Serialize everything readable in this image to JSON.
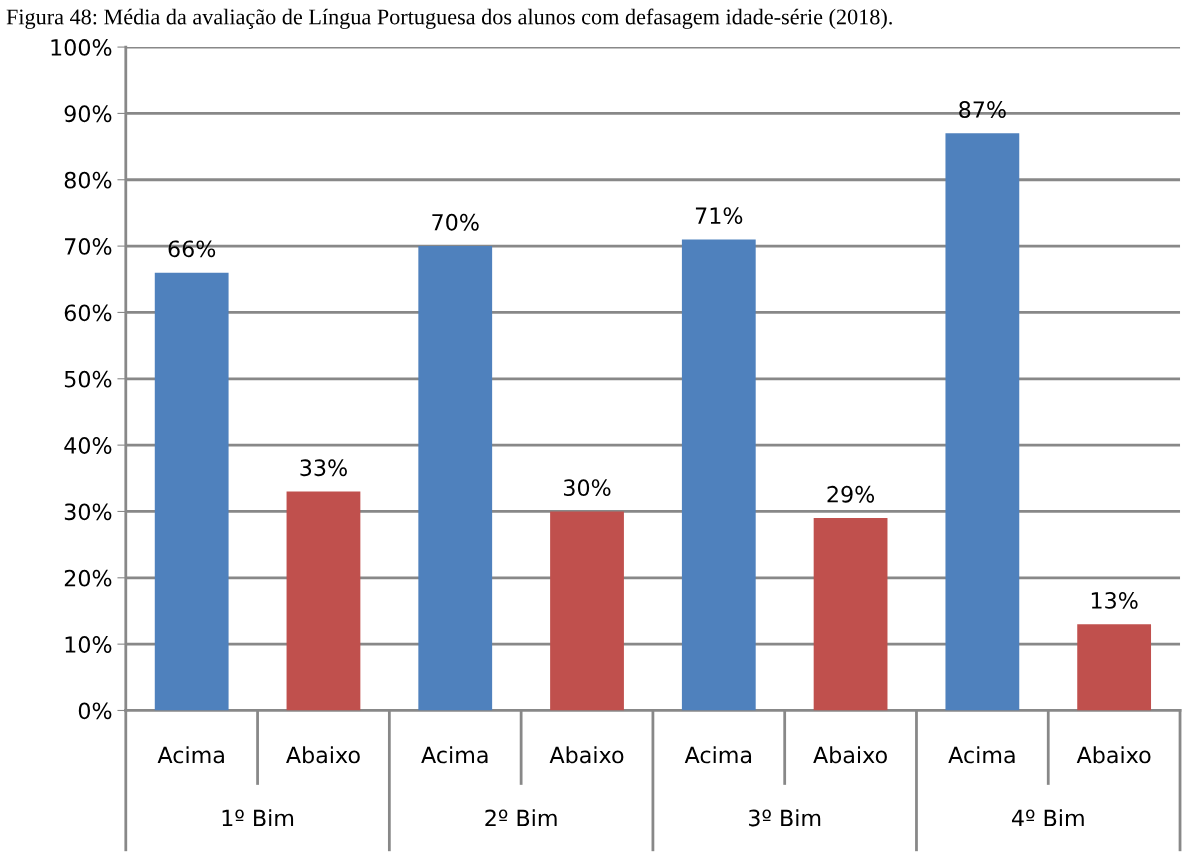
{
  "chart_data": {
    "type": "bar",
    "title": "Figura 48: Média da avaliação de Língua Portuguesa dos alunos com defasagem idade-série (2018).",
    "categories": [
      "Acima",
      "Abaixo",
      "Acima",
      "Abaixo",
      "Acima",
      "Abaixo",
      "Acima",
      "Abaixo"
    ],
    "values": [
      66,
      33,
      70,
      30,
      71,
      29,
      87,
      13
    ],
    "colors": [
      "#4f81bd",
      "#c0504d",
      "#4f81bd",
      "#c0504d",
      "#4f81bd",
      "#c0504d",
      "#4f81bd",
      "#c0504d"
    ],
    "value_labels": [
      "66%",
      "33%",
      "70%",
      "30%",
      "71%",
      "29%",
      "87%",
      "13%"
    ],
    "annotations": [
      "1º Bim",
      "2º Bim",
      "3º Bim",
      "4º Bim"
    ],
    "ylim": [
      0,
      100
    ],
    "yticks": [
      {
        "value": 0,
        "label": "0%"
      },
      {
        "value": 10,
        "label": "10%"
      },
      {
        "value": 20,
        "label": "20%"
      },
      {
        "value": 30,
        "label": "30%"
      },
      {
        "value": 40,
        "label": "40%"
      },
      {
        "value": 50,
        "label": "50%"
      },
      {
        "value": 60,
        "label": "60%"
      },
      {
        "value": 70,
        "label": "70%"
      },
      {
        "value": 80,
        "label": "80%"
      },
      {
        "value": 90,
        "label": "90%"
      },
      {
        "value": 100,
        "label": "100%"
      }
    ],
    "grid": "y",
    "legend": false
  }
}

> _SET EXERCISE_: Leave out the pictures and copy everything else in the records word for word.

> _REPLY_:
Serialize everything readable in this image to JSON.
{
  "chart_data": {
    "type": "bar",
    "title": "Figura 48: Média da avaliação de Língua Portuguesa dos alunos com defasagem idade-série (2018).",
    "categories": [
      "Acima",
      "Abaixo",
      "Acima",
      "Abaixo",
      "Acima",
      "Abaixo",
      "Acima",
      "Abaixo"
    ],
    "values": [
      66,
      33,
      70,
      30,
      71,
      29,
      87,
      13
    ],
    "colors": [
      "#4f81bd",
      "#c0504d",
      "#4f81bd",
      "#c0504d",
      "#4f81bd",
      "#c0504d",
      "#4f81bd",
      "#c0504d"
    ],
    "value_labels": [
      "66%",
      "33%",
      "70%",
      "30%",
      "71%",
      "29%",
      "87%",
      "13%"
    ],
    "annotations": [
      "1º Bim",
      "2º Bim",
      "3º Bim",
      "4º Bim"
    ],
    "ylim": [
      0,
      100
    ],
    "yticks": [
      {
        "value": 0,
        "label": "0%"
      },
      {
        "value": 10,
        "label": "10%"
      },
      {
        "value": 20,
        "label": "20%"
      },
      {
        "value": 30,
        "label": "30%"
      },
      {
        "value": 40,
        "label": "40%"
      },
      {
        "value": 50,
        "label": "50%"
      },
      {
        "value": 60,
        "label": "60%"
      },
      {
        "value": 70,
        "label": "70%"
      },
      {
        "value": 80,
        "label": "80%"
      },
      {
        "value": 90,
        "label": "90%"
      },
      {
        "value": 100,
        "label": "100%"
      }
    ],
    "grid": "y",
    "legend": false
  }
}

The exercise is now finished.